## BEGIN

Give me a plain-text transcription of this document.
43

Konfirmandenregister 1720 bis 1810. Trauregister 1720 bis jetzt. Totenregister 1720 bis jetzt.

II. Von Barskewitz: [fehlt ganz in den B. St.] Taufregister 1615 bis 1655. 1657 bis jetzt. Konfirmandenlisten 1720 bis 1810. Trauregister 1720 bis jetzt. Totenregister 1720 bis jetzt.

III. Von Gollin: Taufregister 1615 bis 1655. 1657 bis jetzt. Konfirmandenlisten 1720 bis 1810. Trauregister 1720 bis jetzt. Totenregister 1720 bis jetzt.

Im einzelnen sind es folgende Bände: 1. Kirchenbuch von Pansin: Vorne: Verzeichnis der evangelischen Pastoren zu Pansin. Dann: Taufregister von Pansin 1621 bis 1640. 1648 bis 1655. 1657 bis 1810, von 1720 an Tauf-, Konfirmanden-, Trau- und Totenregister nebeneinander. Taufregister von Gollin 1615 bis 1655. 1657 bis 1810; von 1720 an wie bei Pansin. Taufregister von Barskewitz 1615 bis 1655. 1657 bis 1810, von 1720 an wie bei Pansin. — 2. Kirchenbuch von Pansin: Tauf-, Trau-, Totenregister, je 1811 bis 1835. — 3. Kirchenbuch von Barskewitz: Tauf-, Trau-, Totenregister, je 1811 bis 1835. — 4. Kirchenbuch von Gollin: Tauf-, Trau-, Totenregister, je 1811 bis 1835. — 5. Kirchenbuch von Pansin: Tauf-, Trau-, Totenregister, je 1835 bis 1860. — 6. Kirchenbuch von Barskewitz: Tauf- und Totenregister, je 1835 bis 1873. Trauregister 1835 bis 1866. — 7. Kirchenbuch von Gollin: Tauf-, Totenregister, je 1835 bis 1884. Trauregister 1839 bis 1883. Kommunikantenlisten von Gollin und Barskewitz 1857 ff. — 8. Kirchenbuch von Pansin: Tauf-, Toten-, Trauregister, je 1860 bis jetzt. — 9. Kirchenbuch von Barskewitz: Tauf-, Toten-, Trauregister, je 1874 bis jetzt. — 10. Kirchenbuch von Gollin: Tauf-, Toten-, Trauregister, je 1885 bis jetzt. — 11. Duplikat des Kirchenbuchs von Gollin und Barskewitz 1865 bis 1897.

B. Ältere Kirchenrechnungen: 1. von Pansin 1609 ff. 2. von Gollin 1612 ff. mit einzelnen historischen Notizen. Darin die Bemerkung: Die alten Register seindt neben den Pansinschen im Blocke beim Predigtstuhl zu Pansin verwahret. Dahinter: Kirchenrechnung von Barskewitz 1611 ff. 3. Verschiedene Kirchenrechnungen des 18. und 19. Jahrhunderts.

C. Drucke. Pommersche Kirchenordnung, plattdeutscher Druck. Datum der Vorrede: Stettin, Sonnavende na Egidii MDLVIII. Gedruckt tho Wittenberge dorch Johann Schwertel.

## END

-- WORK REQUIRED --
Every line above should be printed again exactly as it stands.

-- SOLUTION TO THE EXERCISE --
Give me a plain-text transcription of this document.
43

Konfirmandenregister 1720 bis 1810. Trauregister 1720 bis jetzt. Totenregister 1720 bis jetzt.

II. Von Barskewitz: [fehlt ganz in den B. St.] Taufregister 1615 bis 1655. 1657 bis jetzt. Konfirmandenlisten 1720 bis 1810. Trauregister 1720 bis jetzt. Totenregister 1720 bis jetzt.

III. Von Gollin: Taufregister 1615 bis 1655. 1657 bis jetzt. Konfirmandenlisten 1720 bis 1810. Trauregister 1720 bis jetzt. Totenregister 1720 bis jetzt.

Im einzelnen sind es folgende Bände: 1. Kirchenbuch von Pansin: Vorne: Verzeichnis der evangelischen Pastoren zu Pansin. Dann: Taufregister von Pansin 1621 bis 1640. 1648 bis 1655. 1657 bis 1810, von 1720 an Tauf-, Konfirmanden-, Trau- und Totenregister nebeneinander. Taufregister von Gollin 1615 bis 1655. 1657 bis 1810; von 1720 an wie bei Pansin. Taufregister von Barskewitz 1615 bis 1655. 1657 bis 1810, von 1720 an wie bei Pansin. — 2. Kirchenbuch von Pansin: Tauf-, Trau-, Totenregister, je 1811 bis 1835. — 3. Kirchenbuch von Barskewitz: Tauf-, Trau-, Totenregister, je 1811 bis 1835. — 4. Kirchenbuch von Gollin: Tauf-, Trau-, Totenregister, je 1811 bis 1835. — 5. Kirchenbuch von Pansin: Tauf-, Trau-, Totenregister, je 1835 bis 1860. — 6. Kirchenbuch von Barskewitz: Tauf- und Totenregister, je 1835 bis 1873. Trauregister 1835 bis 1866. — 7. Kirchenbuch von Gollin: Tauf-, Totenregister, je 1835 bis 1884. Trauregister 1839 bis 1883. Kommunikantenlisten von Gollin und Barskewitz 1857 ff. — 8. Kirchenbuch von Pansin: Tauf-, Toten-, Trauregister, je 1860 bis jetzt. — 9. Kirchenbuch von Barskewitz: Tauf-, Toten-, Trauregister, je 1874 bis jetzt. — 10. Kirchenbuch von Gollin: Tauf-, Toten-, Trauregister, je 1885 bis jetzt. — 11. Duplikat des Kirchenbuchs von Gollin und Barskewitz 1865 bis 1897.

B. Ältere Kirchenrechnungen: 1. von Pansin 1609 ff. 2. von Gollin 1612 ff. mit einzelnen historischen Notizen. Darin die Bemerkung: Die alten Register seindt neben den Pansinschen im Blocke beim Predigtstuhl zu Pansin verwahret. Dahinter: Kirchenrechnung von Barskewitz 1611 ff. 3. Verschiedene Kirchenrechnungen des 18. und 19. Jahrhunderts.

C. Drucke. Pommersche Kirchenordnung, plattdeutscher Druck. Datum der Vorrede: Stettin, Sonnavende na Egidii MDLVIII. Gedruckt tho Wittenberge dorch Johann Schwertel.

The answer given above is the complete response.